[start of RECORDS TO PROCESS]

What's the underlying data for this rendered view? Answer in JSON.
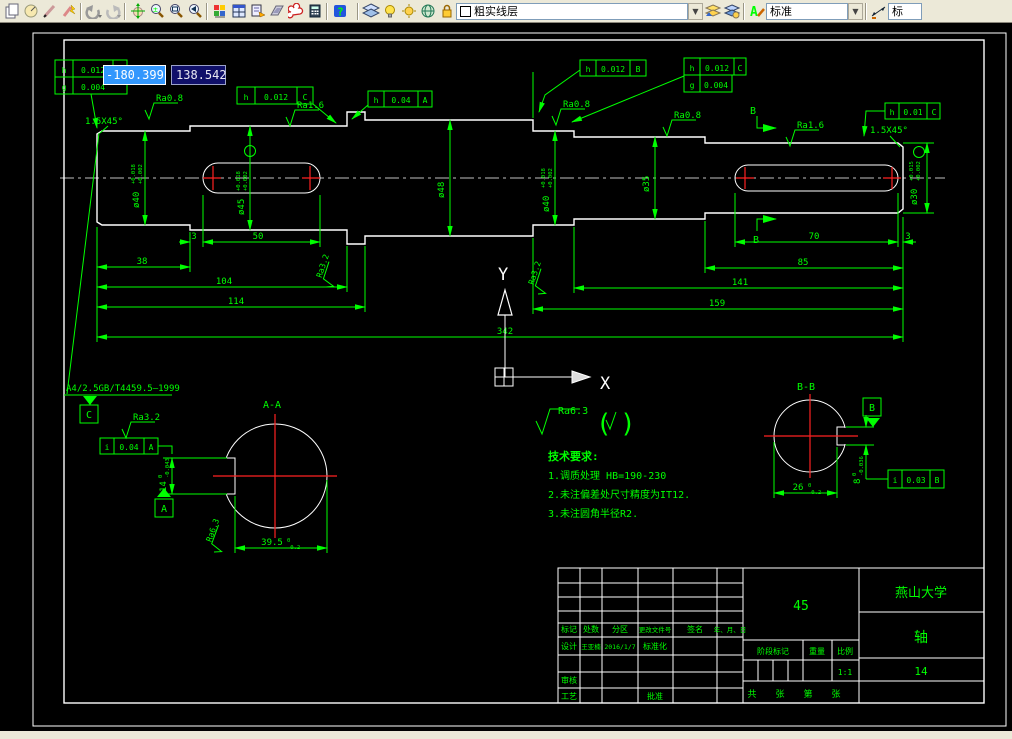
{
  "toolbar": {
    "layer_dropdown": "粗实线层",
    "style_dropdown": "标准",
    "dim_dropdown": "标",
    "icons": [
      "copy",
      "circle-tool",
      "pencil",
      "pencil-flash",
      "undo",
      "redo",
      "pan-hand",
      "zoom-realtime",
      "zoom-window",
      "zoom-previous",
      "palette",
      "grid-window",
      "layout-arrow",
      "sheet-3d",
      "revision-cloud",
      "calculator",
      "help",
      "layers-stack",
      "bulb",
      "sun",
      "globe",
      "lock",
      "layer-previous",
      "layer-states",
      "text-style",
      "dim-style"
    ]
  },
  "coord_inputs": {
    "x_value": "-180.399",
    "y_value": "138.542"
  },
  "main_view": {
    "chamfer_left": "1.5X45°",
    "chamfer_right": "1.5X45°",
    "roughness": {
      "s1": "Ra0.8",
      "s2": "Ra1.6",
      "s5": "Ra0.8",
      "s6": "Ra0.8",
      "s7": "Ra1.6",
      "fillet_left": "Ra3.2",
      "fillet_right": "Ra3.2"
    },
    "frames": {
      "f1": {
        "r1": [
          "h",
          "0.012",
          "B"
        ],
        "r2": [
          "g",
          "0.004"
        ]
      },
      "f2": [
        "h",
        "0.012",
        "C"
      ],
      "f3": [
        "h",
        "0.04",
        "A"
      ],
      "f4": [
        "h",
        "0.012",
        "B"
      ],
      "f5": {
        "r1": [
          "h",
          "0.012",
          "C"
        ],
        "r2": [
          "g",
          "0.004"
        ]
      },
      "f6": [
        "h",
        "0.01",
        "C"
      ]
    },
    "dims_linear": {
      "d3a": "3",
      "d50": "50",
      "d38": "38",
      "d104": "104",
      "d114": "114",
      "d342": "342",
      "d70": "70",
      "d3b": "3",
      "d85": "85",
      "d141": "141",
      "d159": "159"
    },
    "dims_dia": {
      "da": "ø40",
      "da_t1": "+0.018",
      "da_t2": "+0.002",
      "db": "ø45",
      "db_t1": "+0.018",
      "db_t2": "+0.002",
      "dc": "ø48",
      "dd": "ø40",
      "dd_t1": "+0.018",
      "dd_t2": "+0.002",
      "de": "ø35",
      "df": "ø30",
      "df_t1": "+0.015",
      "df_t2": "+0.002"
    },
    "section_marker": "B"
  },
  "section_a": {
    "label": "A-A",
    "datum_c": "C",
    "datum_a": "A",
    "frame": [
      "i",
      "0.04",
      "A"
    ],
    "roughness": "Ra3.2",
    "roughness2": "Ra6.3",
    "width_dim": "14",
    "width_tol_u": "0",
    "width_tol_l": "-0.043",
    "depth_dim": "39.5",
    "depth_tol_u": "0",
    "depth_tol_l": "-0.2",
    "note": "A4/2.5GB/T4459.5—1999"
  },
  "section_b": {
    "label": "B-B",
    "datum_b": "B",
    "frame": [
      "i",
      "0.03",
      "B"
    ],
    "width_dim": "8",
    "width_tol_u": "0",
    "width_tol_l": "-0.036",
    "depth_dim": "26",
    "depth_tol_u": "0",
    "depth_tol_l": "-0.2"
  },
  "notes": {
    "general_roughness": "Ra6.3",
    "paren_open": "(",
    "paren_close": ")",
    "title": "技术要求:",
    "lines": [
      "1.调质处理 HB=190-230",
      "2.未注偏差处尺寸精度为IT12.",
      "3.未注圆角半径R2."
    ]
  },
  "ucs": {
    "x": "X",
    "y": "Y"
  },
  "title_block": {
    "university": "燕山大学",
    "part_name": "轴",
    "drawing_no": "14",
    "material": "45",
    "scale_value": "1:1",
    "designer": "王亚楠",
    "date": "2016/1/7",
    "headers": {
      "biaoji": "标记",
      "chushu": "处数",
      "fenqu": "分区",
      "genggai": "更改文件号",
      "qianming": "签名",
      "riqi": "年、月、日",
      "sheji": "设计",
      "biaozhunhua": "标准化",
      "shenhe": "审核",
      "gongyi": "工艺",
      "pizhun": "批准",
      "jieduan": "阶段标记",
      "zhongliang": "重量",
      "bili": "比例",
      "gong": "共",
      "zhang1": "张",
      "di": "第",
      "zhang2": "张"
    }
  },
  "colors": {
    "annotation": "#00ff00",
    "outline": "#ffffff",
    "centermark": "#ff2222",
    "hatch": "#00dcdc",
    "selection": "#3297fd",
    "input_bg": "#10106a"
  }
}
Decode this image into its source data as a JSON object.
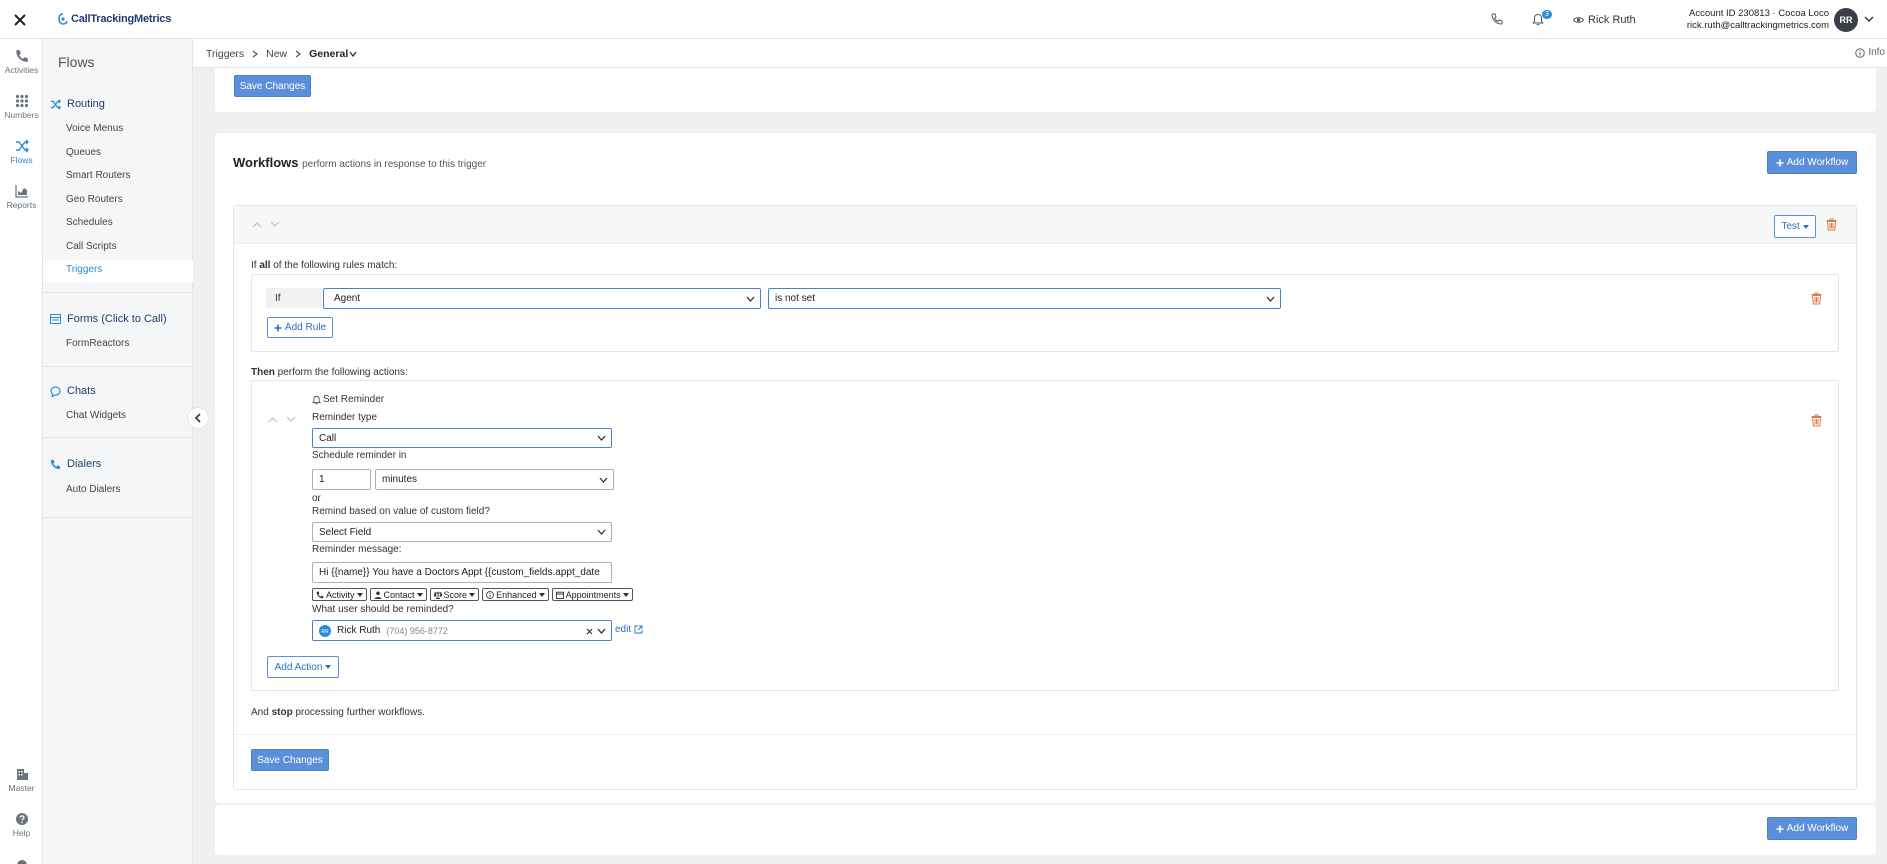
{
  "topbar": {
    "logo_text": "CallTrackingMetrics",
    "notification_count": "3",
    "user_name": "Rick Ruth",
    "account_line": "Account ID 230813  ·  Cocoa Loco",
    "account_email": "rick.ruth@calltrackingmetrics.com",
    "avatar_initials": "RR"
  },
  "rail": {
    "items": [
      {
        "label": "Activities",
        "icon": "phone-icon"
      },
      {
        "label": "Numbers",
        "icon": "grid-icon"
      },
      {
        "label": "Flows",
        "icon": "shuffle-icon"
      },
      {
        "label": "Reports",
        "icon": "chart-icon"
      },
      {
        "label": "Master",
        "icon": "building-icon"
      },
      {
        "label": "Help",
        "icon": "help-icon"
      }
    ]
  },
  "sidebar": {
    "title": "Flows",
    "sections": [
      {
        "heading": "Routing",
        "items": [
          "Voice Menus",
          "Queues",
          "Smart Routers",
          "Geo Routers",
          "Schedules",
          "Call Scripts",
          "Triggers"
        ]
      },
      {
        "heading": "Forms (Click to Call)",
        "items": [
          "FormReactors"
        ]
      },
      {
        "heading": "Chats",
        "items": [
          "Chat Widgets"
        ]
      },
      {
        "heading": "Dialers",
        "items": [
          "Auto Dialers"
        ]
      }
    ]
  },
  "breadcrumb": {
    "items": [
      "Triggers",
      "New",
      "General"
    ],
    "info_label": "Info"
  },
  "top_save_label": "Save Changes",
  "workflows": {
    "title": "Workflows",
    "subtitle": "perform actions in response to this trigger",
    "add_workflow_label": "Add Workflow",
    "test_label": "Test",
    "rules_intro_pre": "If ",
    "rules_intro_bold": "all",
    "rules_intro_post": " of the following rules match:",
    "rule": {
      "if_label": "If",
      "field": "Agent",
      "operator": "is not set"
    },
    "add_rule_label": "Add Rule",
    "actions_intro_bold": "Then",
    "actions_intro_post": " perform the following actions:",
    "action": {
      "title": "Set Reminder",
      "reminder_type_label": "Reminder type",
      "reminder_type_value": "Call",
      "schedule_label": "Schedule reminder in",
      "schedule_amount": "1",
      "schedule_unit": "minutes",
      "or_label": "or",
      "custom_field_label": "Remind based on value of custom field?",
      "custom_field_value": "Select Field",
      "message_label": "Reminder message:",
      "message_value": "Hi {{name}} You have a Doctors Appt {{custom_fields.appt_date",
      "tokens": [
        "Activity",
        "Contact",
        "Score",
        "Enhanced",
        "Appointments"
      ],
      "user_label": "What user should be reminded?",
      "user_name": "Rick Ruth",
      "user_phone": "(704) 956-8772",
      "edit_label": "edit"
    },
    "add_action_label": "Add Action",
    "stop_pre": "And ",
    "stop_bold": "stop",
    "stop_post": " processing further workflows.",
    "save_label": "Save Changes"
  }
}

[end of RECORDS TO PROCESS]

▶ _STATED GOAL_
Copy out each line of the material that holds the word "Save".

▶ _THE ANSWER_
  "top_save_label": "Save Changes",
    "save_label": "Save Changes"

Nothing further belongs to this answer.